Required task
In the entries below, count every line containing "that". Reply with the number alone.

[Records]

---

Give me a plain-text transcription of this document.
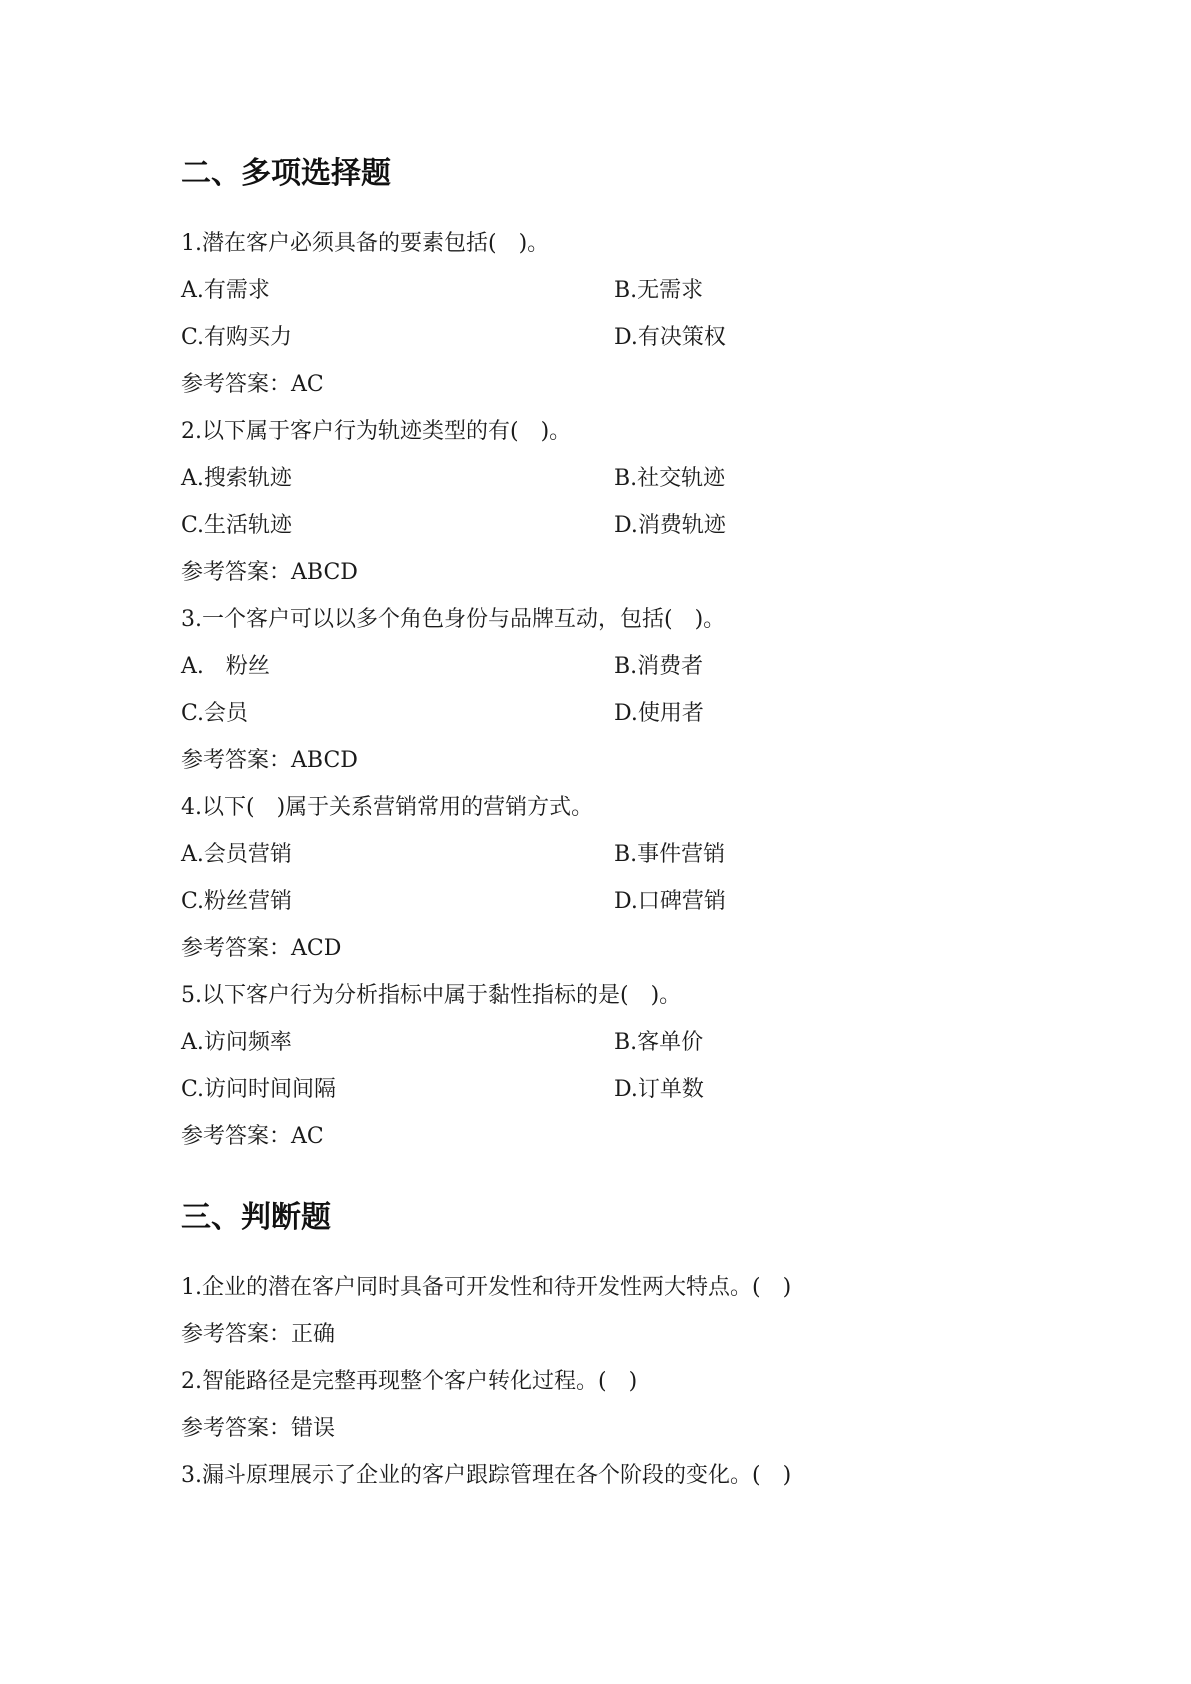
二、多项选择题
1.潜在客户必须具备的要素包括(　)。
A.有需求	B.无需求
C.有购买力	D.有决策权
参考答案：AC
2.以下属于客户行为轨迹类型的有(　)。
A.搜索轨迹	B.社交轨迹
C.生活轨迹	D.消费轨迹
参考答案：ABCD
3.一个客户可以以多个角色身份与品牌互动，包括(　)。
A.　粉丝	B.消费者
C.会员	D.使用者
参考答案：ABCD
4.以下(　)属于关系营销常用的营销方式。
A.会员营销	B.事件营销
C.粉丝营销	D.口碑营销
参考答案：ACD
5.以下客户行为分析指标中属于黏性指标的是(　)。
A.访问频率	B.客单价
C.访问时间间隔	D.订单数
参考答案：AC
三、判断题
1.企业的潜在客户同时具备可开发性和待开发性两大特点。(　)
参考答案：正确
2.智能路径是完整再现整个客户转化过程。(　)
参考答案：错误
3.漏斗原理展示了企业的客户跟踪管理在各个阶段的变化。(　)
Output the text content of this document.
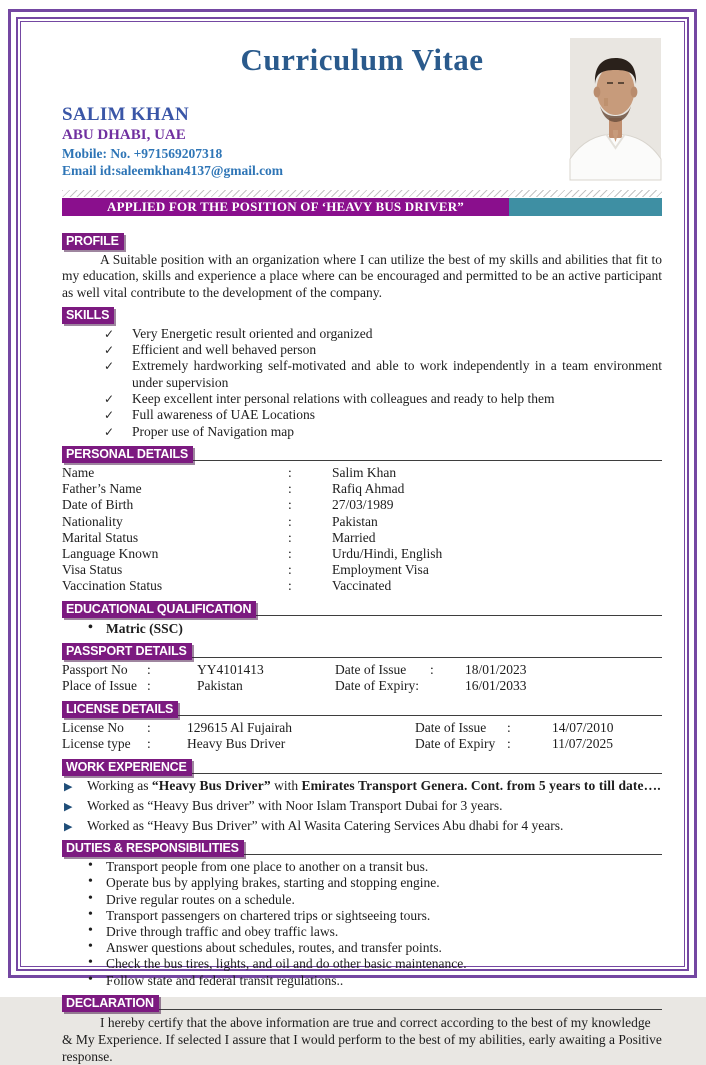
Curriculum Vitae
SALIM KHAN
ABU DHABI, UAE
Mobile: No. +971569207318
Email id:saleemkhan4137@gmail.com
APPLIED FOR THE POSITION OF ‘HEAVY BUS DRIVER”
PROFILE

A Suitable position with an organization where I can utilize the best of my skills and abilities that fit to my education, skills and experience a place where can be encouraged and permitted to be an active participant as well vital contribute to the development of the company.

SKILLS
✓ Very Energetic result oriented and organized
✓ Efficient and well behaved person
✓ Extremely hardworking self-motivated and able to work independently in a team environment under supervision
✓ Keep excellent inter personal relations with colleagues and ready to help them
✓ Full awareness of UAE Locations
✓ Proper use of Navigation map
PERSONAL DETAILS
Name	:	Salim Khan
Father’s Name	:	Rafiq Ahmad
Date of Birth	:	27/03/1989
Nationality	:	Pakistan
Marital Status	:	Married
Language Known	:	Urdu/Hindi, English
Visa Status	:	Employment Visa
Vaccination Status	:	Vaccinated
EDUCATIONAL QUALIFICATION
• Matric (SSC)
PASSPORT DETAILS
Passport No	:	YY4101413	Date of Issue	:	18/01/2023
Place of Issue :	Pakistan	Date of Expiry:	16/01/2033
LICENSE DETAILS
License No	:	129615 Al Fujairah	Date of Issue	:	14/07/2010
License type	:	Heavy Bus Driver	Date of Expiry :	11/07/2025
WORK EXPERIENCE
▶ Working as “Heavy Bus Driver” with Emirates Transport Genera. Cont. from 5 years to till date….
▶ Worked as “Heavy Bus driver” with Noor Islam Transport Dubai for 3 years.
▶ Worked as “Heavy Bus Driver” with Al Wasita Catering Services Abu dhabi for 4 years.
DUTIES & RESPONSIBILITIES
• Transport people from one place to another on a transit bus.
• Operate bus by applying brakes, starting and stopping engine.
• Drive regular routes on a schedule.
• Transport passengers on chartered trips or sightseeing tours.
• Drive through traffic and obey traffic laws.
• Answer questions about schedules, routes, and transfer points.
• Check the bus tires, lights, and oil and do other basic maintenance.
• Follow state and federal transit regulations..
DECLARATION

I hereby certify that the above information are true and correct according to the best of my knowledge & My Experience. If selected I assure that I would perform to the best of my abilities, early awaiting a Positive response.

---

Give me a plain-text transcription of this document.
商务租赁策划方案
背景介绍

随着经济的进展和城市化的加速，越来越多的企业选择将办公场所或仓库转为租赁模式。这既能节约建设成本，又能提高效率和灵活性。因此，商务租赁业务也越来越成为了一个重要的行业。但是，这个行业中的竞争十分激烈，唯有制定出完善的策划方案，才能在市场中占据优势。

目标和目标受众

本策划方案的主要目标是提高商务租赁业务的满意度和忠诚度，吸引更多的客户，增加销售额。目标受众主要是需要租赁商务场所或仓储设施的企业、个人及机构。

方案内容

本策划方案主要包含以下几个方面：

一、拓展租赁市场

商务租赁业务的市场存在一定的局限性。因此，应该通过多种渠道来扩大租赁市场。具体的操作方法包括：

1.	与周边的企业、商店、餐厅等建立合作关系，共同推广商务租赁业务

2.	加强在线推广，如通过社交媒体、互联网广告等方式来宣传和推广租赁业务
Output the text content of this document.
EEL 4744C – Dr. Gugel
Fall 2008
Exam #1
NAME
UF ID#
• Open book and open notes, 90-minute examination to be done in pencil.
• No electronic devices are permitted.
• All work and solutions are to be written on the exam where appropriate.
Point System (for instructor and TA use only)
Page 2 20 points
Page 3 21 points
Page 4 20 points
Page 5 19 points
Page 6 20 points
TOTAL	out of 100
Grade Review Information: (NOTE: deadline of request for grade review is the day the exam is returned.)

---

Answer to the task
2